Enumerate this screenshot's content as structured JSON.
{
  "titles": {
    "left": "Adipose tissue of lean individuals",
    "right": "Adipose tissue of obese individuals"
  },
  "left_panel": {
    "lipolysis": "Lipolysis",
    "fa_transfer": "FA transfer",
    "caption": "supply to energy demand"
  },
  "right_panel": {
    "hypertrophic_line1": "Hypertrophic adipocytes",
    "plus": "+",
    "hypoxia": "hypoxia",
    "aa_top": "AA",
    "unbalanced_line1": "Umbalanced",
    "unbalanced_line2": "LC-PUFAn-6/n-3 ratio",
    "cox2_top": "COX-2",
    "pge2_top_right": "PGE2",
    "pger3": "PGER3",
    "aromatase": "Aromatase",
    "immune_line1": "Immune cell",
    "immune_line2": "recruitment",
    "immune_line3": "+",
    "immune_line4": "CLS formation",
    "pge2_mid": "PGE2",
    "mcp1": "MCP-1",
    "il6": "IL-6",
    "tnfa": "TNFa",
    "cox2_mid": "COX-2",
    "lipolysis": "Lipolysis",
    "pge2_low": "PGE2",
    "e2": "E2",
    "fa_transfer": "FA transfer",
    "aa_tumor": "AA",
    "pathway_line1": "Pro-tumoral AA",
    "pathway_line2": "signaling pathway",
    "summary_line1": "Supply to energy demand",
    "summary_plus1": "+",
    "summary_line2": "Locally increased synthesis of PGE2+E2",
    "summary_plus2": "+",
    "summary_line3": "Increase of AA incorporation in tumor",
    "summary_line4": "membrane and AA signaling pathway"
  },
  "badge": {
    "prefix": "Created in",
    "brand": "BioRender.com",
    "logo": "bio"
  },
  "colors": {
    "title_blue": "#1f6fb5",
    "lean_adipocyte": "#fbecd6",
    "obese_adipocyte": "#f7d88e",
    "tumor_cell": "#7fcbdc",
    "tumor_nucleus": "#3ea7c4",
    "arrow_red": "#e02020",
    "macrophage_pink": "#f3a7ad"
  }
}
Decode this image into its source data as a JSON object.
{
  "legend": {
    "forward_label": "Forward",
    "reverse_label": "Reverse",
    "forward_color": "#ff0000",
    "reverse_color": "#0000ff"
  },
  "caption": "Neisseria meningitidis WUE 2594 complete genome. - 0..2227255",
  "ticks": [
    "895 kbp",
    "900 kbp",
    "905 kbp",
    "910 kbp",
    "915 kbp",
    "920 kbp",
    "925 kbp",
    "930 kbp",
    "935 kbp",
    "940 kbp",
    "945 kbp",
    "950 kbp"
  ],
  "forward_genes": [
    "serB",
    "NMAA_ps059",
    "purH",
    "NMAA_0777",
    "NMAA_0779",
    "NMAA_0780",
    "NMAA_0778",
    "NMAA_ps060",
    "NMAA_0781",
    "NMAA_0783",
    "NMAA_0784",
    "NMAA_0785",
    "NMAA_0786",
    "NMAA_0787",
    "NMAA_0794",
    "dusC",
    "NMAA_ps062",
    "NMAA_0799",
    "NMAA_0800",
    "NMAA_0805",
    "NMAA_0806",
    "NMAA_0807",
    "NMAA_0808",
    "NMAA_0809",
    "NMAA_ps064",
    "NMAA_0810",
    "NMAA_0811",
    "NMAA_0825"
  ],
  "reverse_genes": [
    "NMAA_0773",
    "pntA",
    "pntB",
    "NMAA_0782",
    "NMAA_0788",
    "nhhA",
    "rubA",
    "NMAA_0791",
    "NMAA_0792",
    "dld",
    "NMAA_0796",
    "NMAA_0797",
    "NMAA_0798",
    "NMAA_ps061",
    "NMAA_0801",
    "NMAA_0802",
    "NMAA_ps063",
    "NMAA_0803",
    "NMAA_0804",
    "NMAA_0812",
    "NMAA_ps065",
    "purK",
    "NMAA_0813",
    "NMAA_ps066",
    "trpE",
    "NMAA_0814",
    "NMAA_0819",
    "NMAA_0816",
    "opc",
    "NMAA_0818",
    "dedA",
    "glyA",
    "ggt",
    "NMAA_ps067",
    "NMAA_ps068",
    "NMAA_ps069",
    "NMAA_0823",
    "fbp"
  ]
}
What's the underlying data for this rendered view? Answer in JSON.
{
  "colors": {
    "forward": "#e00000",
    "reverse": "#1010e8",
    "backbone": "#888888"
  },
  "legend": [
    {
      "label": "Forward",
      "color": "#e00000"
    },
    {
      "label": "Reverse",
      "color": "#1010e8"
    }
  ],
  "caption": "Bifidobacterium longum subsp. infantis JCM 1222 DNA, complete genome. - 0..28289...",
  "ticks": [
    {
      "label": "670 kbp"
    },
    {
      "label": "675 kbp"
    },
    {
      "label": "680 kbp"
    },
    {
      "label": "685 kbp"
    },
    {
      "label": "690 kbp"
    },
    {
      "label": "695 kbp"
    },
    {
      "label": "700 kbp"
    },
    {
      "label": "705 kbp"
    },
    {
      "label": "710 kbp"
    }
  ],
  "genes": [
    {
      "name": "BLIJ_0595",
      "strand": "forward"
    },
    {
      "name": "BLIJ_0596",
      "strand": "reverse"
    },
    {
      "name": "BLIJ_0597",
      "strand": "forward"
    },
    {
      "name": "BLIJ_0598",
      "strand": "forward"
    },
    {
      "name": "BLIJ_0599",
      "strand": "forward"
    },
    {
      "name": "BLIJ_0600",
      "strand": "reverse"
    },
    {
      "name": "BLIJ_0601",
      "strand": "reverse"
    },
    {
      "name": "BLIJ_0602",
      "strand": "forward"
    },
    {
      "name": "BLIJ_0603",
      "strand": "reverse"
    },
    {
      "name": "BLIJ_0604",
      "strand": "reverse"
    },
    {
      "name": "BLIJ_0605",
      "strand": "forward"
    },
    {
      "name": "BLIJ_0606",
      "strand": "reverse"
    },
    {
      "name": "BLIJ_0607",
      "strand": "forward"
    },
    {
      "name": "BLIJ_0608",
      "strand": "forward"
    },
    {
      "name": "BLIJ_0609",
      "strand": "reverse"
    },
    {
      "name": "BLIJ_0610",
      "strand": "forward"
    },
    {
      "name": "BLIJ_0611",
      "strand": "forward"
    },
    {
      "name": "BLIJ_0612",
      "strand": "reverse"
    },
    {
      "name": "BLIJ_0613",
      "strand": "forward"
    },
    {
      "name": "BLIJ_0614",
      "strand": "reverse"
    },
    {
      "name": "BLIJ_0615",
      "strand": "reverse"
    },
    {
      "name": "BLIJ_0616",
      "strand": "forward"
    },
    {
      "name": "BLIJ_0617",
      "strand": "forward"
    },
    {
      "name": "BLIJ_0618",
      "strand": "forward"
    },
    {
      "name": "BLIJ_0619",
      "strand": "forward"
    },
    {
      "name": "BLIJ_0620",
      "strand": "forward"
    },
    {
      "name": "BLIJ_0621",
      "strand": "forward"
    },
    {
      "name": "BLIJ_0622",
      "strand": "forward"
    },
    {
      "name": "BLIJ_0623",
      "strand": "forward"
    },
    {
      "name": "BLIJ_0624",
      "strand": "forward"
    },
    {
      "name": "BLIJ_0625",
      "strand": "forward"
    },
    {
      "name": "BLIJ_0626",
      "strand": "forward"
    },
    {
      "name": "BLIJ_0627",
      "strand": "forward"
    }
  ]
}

◆ ◆ ◆

WORK REQUIRED:
The records are given above. Copy each line in them that holds "signaling".

WRITTEN SOLUTION:
    "pathway_line2": "signaling pathway",
    "summary_line4": "membrane and AA signaling pathway"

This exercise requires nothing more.